▶ [SET PROBLEM]: Using the data below, repeat all of it precisely.

(Dataset rows about figures)
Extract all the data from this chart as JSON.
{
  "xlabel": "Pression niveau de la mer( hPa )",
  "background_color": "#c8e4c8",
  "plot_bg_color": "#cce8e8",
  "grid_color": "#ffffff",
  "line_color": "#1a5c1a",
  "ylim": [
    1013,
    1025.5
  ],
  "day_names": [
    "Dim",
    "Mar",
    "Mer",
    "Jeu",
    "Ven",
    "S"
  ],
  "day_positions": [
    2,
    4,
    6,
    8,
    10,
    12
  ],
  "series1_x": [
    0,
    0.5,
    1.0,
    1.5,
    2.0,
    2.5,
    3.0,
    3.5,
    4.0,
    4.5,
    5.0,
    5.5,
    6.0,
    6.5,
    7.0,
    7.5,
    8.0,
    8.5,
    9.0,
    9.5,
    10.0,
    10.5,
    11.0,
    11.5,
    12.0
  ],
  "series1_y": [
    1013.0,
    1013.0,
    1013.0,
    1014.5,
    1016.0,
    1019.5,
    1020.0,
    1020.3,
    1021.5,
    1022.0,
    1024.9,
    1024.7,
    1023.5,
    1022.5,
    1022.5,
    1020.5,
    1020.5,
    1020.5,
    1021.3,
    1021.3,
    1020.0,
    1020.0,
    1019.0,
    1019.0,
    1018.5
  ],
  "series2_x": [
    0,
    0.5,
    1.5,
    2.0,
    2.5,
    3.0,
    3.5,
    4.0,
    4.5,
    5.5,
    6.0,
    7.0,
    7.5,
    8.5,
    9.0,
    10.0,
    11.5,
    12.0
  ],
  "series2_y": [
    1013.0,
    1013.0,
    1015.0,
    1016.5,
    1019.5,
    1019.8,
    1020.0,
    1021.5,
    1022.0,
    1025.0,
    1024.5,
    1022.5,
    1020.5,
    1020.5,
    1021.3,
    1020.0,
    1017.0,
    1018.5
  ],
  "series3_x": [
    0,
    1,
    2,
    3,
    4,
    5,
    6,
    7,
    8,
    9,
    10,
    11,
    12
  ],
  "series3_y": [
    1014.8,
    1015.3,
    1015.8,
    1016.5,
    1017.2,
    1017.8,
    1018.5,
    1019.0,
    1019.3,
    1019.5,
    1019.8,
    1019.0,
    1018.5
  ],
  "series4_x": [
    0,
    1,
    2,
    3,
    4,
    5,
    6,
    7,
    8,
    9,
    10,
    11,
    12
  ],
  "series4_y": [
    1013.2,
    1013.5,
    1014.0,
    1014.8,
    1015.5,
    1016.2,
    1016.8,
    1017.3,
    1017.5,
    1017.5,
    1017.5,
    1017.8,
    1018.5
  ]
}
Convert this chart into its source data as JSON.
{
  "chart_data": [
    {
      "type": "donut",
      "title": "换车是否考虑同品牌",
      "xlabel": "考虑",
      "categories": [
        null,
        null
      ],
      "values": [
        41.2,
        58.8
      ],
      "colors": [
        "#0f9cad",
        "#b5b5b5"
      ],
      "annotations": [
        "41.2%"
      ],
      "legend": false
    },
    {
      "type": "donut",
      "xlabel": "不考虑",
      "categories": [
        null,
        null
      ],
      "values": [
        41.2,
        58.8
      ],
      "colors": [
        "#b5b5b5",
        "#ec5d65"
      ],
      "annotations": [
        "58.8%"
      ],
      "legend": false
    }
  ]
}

▶ [REPLY TO THE TASK]:
Extract all the data from this chart as JSON.
{
  "xlabel": "Pression niveau de la mer( hPa )",
  "background_color": "#c8e4c8",
  "plot_bg_color": "#cce8e8",
  "grid_color": "#ffffff",
  "line_color": "#1a5c1a",
  "ylim": [
    1013,
    1025.5
  ],
  "day_names": [
    "Dim",
    "Mar",
    "Mer",
    "Jeu",
    "Ven",
    "S"
  ],
  "day_positions": [
    2,
    4,
    6,
    8,
    10,
    12
  ],
  "series1_x": [
    0,
    0.5,
    1.0,
    1.5,
    2.0,
    2.5,
    3.0,
    3.5,
    4.0,
    4.5,
    5.0,
    5.5,
    6.0,
    6.5,
    7.0,
    7.5,
    8.0,
    8.5,
    9.0,
    9.5,
    10.0,
    10.5,
    11.0,
    11.5,
    12.0
  ],
  "series1_y": [
    1013.0,
    1013.0,
    1013.0,
    1014.5,
    1016.0,
    1019.5,
    1020.0,
    1020.3,
    1021.5,
    1022.0,
    1024.9,
    1024.7,
    1023.5,
    1022.5,
    1022.5,
    1020.5,
    1020.5,
    1020.5,
    1021.3,
    1021.3,
    1020.0,
    1020.0,
    1019.0,
    1019.0,
    1018.5
  ],
  "series2_x": [
    0,
    0.5,
    1.5,
    2.0,
    2.5,
    3.0,
    3.5,
    4.0,
    4.5,
    5.5,
    6.0,
    7.0,
    7.5,
    8.5,
    9.0,
    10.0,
    11.5,
    12.0
  ],
  "series2_y": [
    1013.0,
    1013.0,
    1015.0,
    1016.5,
    1019.5,
    1019.8,
    1020.0,
    1021.5,
    1022.0,
    1025.0,
    1024.5,
    1022.5,
    1020.5,
    1020.5,
    1021.3,
    1020.0,
    1017.0,
    1018.5
  ],
  "series3_x": [
    0,
    1,
    2,
    3,
    4,
    5,
    6,
    7,
    8,
    9,
    10,
    11,
    12
  ],
  "series3_y": [
    1014.8,
    1015.3,
    1015.8,
    1016.5,
    1017.2,
    1017.8,
    1018.5,
    1019.0,
    1019.3,
    1019.5,
    1019.8,
    1019.0,
    1018.5
  ],
  "series4_x": [
    0,
    1,
    2,
    3,
    4,
    5,
    6,
    7,
    8,
    9,
    10,
    11,
    12
  ],
  "series4_y": [
    1013.2,
    1013.5,
    1014.0,
    1014.8,
    1015.5,
    1016.2,
    1016.8,
    1017.3,
    1017.5,
    1017.5,
    1017.5,
    1017.8,
    1018.5
  ]
}
Convert this chart into its source data as JSON.
{
  "chart_data": [
    {
      "type": "donut",
      "title": "换车是否考虑同品牌",
      "xlabel": "考虑",
      "categories": [
        null,
        null
      ],
      "values": [
        41.2,
        58.8
      ],
      "colors": [
        "#0f9cad",
        "#b5b5b5"
      ],
      "annotations": [
        "41.2%"
      ],
      "legend": false
    },
    {
      "type": "donut",
      "xlabel": "不考虑",
      "categories": [
        null,
        null
      ],
      "values": [
        41.2,
        58.8
      ],
      "colors": [
        "#b5b5b5",
        "#ec5d65"
      ],
      "annotations": [
        "58.8%"
      ],
      "legend": false
    }
  ]
}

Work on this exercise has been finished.